Material provided:
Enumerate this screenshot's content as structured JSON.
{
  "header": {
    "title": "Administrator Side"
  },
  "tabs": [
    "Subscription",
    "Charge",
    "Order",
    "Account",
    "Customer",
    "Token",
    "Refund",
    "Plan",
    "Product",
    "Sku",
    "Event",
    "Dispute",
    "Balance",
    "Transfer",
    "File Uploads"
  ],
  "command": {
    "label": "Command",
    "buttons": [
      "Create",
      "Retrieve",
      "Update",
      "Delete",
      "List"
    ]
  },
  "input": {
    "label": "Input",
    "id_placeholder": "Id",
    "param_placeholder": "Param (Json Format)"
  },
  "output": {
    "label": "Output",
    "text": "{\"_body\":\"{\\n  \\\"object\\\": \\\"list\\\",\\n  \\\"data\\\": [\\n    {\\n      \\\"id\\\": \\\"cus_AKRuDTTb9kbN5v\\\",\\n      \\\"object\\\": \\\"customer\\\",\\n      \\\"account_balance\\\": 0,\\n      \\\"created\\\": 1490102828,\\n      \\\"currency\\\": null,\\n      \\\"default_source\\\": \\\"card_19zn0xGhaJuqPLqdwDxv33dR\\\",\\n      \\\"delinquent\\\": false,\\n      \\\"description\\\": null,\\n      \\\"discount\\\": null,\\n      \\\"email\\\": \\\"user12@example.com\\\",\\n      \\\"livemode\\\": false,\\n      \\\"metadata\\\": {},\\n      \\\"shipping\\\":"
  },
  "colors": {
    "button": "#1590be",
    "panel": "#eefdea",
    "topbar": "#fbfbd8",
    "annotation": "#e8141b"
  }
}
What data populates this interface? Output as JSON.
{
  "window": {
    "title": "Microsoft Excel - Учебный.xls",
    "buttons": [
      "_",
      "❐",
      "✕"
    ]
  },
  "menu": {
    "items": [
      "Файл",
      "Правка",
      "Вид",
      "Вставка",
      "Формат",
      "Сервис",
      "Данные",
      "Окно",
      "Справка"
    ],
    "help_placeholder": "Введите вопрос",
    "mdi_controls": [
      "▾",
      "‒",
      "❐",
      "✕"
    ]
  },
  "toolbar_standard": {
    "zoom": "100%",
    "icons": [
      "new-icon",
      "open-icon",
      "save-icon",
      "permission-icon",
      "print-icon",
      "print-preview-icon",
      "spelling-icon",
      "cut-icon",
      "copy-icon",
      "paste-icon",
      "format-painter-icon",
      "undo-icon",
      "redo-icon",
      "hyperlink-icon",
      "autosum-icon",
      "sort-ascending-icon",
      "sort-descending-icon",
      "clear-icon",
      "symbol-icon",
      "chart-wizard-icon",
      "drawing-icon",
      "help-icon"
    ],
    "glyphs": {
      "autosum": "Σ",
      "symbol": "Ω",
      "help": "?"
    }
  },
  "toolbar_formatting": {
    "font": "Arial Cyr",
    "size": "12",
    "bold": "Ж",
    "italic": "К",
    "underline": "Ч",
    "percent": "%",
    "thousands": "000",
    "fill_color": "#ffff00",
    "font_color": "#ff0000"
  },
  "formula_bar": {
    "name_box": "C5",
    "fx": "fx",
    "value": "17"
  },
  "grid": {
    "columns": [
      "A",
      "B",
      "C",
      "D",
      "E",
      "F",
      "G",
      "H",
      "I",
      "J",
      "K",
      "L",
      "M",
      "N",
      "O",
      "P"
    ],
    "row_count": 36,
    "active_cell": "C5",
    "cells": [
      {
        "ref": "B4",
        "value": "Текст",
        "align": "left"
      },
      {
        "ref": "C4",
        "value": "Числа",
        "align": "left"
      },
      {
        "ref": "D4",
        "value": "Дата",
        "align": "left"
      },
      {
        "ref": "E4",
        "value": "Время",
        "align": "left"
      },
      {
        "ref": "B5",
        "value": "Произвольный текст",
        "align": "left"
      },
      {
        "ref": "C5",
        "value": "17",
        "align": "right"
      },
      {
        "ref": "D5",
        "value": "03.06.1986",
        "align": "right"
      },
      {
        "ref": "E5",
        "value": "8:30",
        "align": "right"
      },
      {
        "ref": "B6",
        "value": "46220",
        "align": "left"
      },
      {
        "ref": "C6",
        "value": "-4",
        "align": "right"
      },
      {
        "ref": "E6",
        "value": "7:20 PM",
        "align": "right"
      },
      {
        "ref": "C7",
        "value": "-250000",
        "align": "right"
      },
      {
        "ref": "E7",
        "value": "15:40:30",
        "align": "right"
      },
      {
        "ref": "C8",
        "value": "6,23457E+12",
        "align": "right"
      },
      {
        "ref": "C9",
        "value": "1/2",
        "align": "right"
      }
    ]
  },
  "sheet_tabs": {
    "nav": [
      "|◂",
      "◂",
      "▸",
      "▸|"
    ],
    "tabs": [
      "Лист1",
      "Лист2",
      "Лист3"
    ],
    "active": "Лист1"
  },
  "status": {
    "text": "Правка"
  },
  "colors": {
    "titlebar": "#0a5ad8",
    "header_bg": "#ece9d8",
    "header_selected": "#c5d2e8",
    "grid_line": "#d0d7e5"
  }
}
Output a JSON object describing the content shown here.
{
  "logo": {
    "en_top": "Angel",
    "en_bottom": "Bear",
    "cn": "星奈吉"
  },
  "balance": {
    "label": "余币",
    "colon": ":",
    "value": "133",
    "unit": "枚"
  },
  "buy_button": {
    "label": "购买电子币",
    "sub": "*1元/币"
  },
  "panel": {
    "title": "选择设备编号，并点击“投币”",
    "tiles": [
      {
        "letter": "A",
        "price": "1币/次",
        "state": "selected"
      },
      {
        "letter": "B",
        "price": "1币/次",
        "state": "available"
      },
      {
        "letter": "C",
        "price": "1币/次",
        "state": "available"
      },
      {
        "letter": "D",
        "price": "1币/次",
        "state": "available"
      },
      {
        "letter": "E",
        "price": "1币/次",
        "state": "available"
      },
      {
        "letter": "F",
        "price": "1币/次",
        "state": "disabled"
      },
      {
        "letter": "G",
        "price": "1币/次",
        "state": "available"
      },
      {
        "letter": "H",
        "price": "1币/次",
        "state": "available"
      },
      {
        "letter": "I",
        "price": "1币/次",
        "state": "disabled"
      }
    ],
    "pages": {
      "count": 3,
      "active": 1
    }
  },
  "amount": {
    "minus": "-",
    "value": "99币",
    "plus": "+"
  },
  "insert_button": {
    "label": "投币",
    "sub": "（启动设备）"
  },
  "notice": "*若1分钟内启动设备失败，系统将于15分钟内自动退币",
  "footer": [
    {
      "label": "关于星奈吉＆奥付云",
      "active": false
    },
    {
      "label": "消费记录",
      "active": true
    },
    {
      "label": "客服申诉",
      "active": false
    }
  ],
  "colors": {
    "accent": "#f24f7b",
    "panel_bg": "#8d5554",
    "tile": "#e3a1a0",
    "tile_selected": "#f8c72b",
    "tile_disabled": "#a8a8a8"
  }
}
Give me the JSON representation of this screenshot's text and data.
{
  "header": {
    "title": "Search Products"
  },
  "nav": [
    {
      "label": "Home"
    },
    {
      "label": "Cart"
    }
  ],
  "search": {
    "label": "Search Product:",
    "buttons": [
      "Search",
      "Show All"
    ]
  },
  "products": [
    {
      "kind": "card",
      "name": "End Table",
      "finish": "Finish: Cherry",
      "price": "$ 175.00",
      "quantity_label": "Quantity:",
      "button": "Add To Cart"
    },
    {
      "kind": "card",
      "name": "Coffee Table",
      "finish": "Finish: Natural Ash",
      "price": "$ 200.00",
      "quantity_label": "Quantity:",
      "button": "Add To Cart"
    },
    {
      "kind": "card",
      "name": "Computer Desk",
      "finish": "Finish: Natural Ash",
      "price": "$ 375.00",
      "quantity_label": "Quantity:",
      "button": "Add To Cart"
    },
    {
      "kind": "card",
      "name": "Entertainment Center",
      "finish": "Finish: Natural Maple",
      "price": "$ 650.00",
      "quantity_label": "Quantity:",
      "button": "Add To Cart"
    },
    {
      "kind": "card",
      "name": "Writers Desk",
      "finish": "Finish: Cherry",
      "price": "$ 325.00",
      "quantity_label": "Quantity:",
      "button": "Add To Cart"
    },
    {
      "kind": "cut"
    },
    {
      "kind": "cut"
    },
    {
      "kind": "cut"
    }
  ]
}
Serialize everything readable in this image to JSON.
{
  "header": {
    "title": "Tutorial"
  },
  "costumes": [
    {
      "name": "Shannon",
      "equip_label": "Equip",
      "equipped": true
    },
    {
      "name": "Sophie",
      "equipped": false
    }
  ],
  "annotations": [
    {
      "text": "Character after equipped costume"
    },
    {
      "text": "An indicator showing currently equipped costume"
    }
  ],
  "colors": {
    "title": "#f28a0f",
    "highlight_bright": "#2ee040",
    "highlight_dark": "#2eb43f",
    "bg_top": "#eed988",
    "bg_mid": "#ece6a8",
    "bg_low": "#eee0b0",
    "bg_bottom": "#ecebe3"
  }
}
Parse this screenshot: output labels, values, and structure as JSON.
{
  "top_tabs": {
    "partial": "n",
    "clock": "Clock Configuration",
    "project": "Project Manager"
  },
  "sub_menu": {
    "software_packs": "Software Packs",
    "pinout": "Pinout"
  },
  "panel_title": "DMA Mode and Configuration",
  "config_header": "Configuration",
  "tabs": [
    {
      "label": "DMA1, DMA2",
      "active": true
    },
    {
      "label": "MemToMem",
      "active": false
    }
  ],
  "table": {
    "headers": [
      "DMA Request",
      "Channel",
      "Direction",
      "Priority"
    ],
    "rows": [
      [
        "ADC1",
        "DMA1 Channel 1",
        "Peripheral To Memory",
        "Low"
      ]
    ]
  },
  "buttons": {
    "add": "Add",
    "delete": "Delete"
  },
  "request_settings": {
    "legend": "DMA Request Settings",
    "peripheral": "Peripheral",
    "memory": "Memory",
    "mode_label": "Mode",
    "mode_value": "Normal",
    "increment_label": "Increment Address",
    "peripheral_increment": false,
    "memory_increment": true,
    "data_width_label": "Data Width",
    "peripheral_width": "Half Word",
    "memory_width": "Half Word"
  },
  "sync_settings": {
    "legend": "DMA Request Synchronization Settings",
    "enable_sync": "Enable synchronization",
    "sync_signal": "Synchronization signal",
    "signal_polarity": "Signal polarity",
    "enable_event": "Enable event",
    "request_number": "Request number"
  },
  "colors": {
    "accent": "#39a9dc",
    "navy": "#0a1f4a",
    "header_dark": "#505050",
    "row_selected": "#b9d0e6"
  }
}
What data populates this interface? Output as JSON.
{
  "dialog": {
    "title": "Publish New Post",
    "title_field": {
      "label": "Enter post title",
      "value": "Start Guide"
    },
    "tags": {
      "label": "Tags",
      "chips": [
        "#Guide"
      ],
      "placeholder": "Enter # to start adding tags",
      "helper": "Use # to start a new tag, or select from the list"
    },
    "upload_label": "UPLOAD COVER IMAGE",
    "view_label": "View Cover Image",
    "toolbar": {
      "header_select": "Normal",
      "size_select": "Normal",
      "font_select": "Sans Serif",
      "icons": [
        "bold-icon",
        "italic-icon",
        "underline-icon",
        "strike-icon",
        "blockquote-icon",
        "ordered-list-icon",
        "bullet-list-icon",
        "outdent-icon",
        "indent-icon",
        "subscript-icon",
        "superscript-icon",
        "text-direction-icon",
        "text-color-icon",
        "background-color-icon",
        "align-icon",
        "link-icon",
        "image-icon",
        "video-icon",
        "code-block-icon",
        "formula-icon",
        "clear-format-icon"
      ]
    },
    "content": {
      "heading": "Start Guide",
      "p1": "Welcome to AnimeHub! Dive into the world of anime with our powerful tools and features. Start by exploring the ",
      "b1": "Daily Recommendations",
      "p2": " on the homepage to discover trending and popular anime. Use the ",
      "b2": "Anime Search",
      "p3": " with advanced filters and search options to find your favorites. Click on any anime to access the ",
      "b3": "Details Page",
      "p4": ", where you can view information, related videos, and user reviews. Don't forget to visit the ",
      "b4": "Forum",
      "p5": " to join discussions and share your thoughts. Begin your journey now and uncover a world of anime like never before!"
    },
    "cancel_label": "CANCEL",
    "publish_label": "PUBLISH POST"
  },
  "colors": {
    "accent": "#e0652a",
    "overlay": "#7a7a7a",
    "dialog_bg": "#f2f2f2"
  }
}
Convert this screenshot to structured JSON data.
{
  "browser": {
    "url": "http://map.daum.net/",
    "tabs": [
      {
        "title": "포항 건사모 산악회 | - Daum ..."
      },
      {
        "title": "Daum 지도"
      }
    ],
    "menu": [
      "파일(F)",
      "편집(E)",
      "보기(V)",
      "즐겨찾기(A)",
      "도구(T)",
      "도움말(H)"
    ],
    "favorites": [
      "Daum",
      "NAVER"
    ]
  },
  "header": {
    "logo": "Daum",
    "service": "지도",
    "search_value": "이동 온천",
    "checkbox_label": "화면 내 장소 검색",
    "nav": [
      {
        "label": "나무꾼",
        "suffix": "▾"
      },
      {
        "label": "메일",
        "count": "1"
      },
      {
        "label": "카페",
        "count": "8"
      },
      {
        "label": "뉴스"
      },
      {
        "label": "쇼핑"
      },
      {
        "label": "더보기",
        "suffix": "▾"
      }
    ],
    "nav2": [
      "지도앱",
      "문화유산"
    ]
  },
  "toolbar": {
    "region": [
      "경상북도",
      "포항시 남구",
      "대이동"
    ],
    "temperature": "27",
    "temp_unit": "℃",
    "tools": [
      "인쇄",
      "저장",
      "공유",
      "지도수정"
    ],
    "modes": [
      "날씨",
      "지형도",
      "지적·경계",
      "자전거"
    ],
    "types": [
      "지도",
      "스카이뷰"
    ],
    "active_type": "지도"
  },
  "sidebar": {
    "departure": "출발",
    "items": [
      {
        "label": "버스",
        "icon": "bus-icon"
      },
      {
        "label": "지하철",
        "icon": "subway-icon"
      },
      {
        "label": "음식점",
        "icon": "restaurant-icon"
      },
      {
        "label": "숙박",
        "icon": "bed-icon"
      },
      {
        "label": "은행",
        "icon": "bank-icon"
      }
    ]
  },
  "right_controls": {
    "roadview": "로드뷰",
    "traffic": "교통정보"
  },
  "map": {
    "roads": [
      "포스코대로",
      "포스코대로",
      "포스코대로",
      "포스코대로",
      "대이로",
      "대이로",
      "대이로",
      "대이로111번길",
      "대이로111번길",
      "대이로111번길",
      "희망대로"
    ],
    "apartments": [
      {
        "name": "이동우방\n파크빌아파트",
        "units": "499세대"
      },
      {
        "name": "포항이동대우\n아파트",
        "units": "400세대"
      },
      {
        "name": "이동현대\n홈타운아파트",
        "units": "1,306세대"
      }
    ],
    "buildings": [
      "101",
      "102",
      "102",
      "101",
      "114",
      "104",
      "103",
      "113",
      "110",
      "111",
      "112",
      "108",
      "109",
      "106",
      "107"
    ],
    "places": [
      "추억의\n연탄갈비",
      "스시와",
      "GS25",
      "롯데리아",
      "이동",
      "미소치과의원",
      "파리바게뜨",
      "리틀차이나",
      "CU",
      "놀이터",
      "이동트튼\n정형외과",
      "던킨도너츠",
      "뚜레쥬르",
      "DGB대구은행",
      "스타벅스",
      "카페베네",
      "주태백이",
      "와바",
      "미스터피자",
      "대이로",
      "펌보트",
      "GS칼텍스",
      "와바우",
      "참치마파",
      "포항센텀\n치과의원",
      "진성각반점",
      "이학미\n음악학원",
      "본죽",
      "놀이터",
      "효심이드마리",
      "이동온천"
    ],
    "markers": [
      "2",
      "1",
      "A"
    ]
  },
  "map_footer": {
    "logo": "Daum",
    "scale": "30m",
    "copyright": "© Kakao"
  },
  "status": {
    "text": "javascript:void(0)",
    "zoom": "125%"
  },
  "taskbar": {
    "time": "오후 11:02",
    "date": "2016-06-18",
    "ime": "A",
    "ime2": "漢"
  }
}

Do this:
Look through the material and say how many lines hold "object". Give the number only.

Task result:
2